### Work instructions
Word for word, repeat the entries, minus the pictures.
-------- Raw records --------
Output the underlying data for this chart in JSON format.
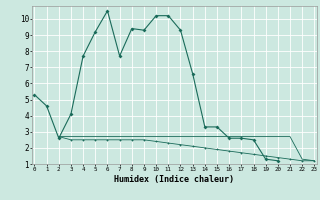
{
  "xlabel": "Humidex (Indice chaleur)",
  "background_color": "#cce8e0",
  "grid_color": "#ffffff",
  "line_color": "#1a6b5a",
  "x_main": [
    0,
    1,
    2,
    3,
    4,
    5,
    6,
    7,
    8,
    9,
    10,
    11,
    12,
    13,
    14,
    15,
    16,
    17,
    18,
    19,
    20
  ],
  "y_main": [
    5.3,
    4.6,
    2.6,
    4.1,
    7.7,
    9.2,
    10.5,
    7.7,
    9.4,
    9.3,
    10.2,
    10.2,
    9.3,
    6.6,
    3.3,
    3.3,
    2.6,
    2.6,
    2.5,
    1.3,
    1.2
  ],
  "x_flat1": [
    2,
    3,
    4,
    5,
    6,
    7,
    8,
    9,
    10,
    11,
    12,
    13,
    14,
    15,
    16,
    17,
    18,
    19,
    20,
    21,
    22,
    23
  ],
  "y_flat1": [
    2.7,
    2.5,
    2.5,
    2.5,
    2.5,
    2.5,
    2.5,
    2.5,
    2.4,
    2.3,
    2.2,
    2.1,
    2.0,
    1.9,
    1.8,
    1.7,
    1.6,
    1.5,
    1.4,
    1.3,
    1.2,
    1.2
  ],
  "x_flat2": [
    2,
    3,
    4,
    5,
    6,
    7,
    8,
    9,
    10,
    11,
    12,
    13,
    14,
    15,
    16,
    17,
    18,
    19,
    20,
    21,
    22,
    23
  ],
  "y_flat2": [
    2.7,
    2.7,
    2.7,
    2.7,
    2.7,
    2.7,
    2.7,
    2.7,
    2.7,
    2.7,
    2.7,
    2.7,
    2.7,
    2.7,
    2.7,
    2.7,
    2.7,
    2.7,
    2.7,
    2.7,
    1.3,
    1.2
  ],
  "ylim": [
    1,
    10.8
  ],
  "xlim": [
    -0.2,
    23.2
  ],
  "xticks": [
    0,
    1,
    2,
    3,
    4,
    5,
    6,
    7,
    8,
    9,
    10,
    11,
    12,
    13,
    14,
    15,
    16,
    17,
    18,
    19,
    20,
    21,
    22,
    23
  ],
  "yticks": [
    1,
    2,
    3,
    4,
    5,
    6,
    7,
    8,
    9,
    10
  ]
}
--------
### Response for this exercise
Output the underlying data for this chart in JSON format.
{
  "xlabel": "Humidex (Indice chaleur)",
  "background_color": "#cce8e0",
  "grid_color": "#ffffff",
  "line_color": "#1a6b5a",
  "x_main": [
    0,
    1,
    2,
    3,
    4,
    5,
    6,
    7,
    8,
    9,
    10,
    11,
    12,
    13,
    14,
    15,
    16,
    17,
    18,
    19,
    20
  ],
  "y_main": [
    5.3,
    4.6,
    2.6,
    4.1,
    7.7,
    9.2,
    10.5,
    7.7,
    9.4,
    9.3,
    10.2,
    10.2,
    9.3,
    6.6,
    3.3,
    3.3,
    2.6,
    2.6,
    2.5,
    1.3,
    1.2
  ],
  "x_flat1": [
    2,
    3,
    4,
    5,
    6,
    7,
    8,
    9,
    10,
    11,
    12,
    13,
    14,
    15,
    16,
    17,
    18,
    19,
    20,
    21,
    22,
    23
  ],
  "y_flat1": [
    2.7,
    2.5,
    2.5,
    2.5,
    2.5,
    2.5,
    2.5,
    2.5,
    2.4,
    2.3,
    2.2,
    2.1,
    2.0,
    1.9,
    1.8,
    1.7,
    1.6,
    1.5,
    1.4,
    1.3,
    1.2,
    1.2
  ],
  "x_flat2": [
    2,
    3,
    4,
    5,
    6,
    7,
    8,
    9,
    10,
    11,
    12,
    13,
    14,
    15,
    16,
    17,
    18,
    19,
    20,
    21,
    22,
    23
  ],
  "y_flat2": [
    2.7,
    2.7,
    2.7,
    2.7,
    2.7,
    2.7,
    2.7,
    2.7,
    2.7,
    2.7,
    2.7,
    2.7,
    2.7,
    2.7,
    2.7,
    2.7,
    2.7,
    2.7,
    2.7,
    2.7,
    1.3,
    1.2
  ],
  "ylim": [
    1,
    10.8
  ],
  "xlim": [
    -0.2,
    23.2
  ],
  "xticks": [
    0,
    1,
    2,
    3,
    4,
    5,
    6,
    7,
    8,
    9,
    10,
    11,
    12,
    13,
    14,
    15,
    16,
    17,
    18,
    19,
    20,
    21,
    22,
    23
  ],
  "yticks": [
    1,
    2,
    3,
    4,
    5,
    6,
    7,
    8,
    9,
    10
  ]
}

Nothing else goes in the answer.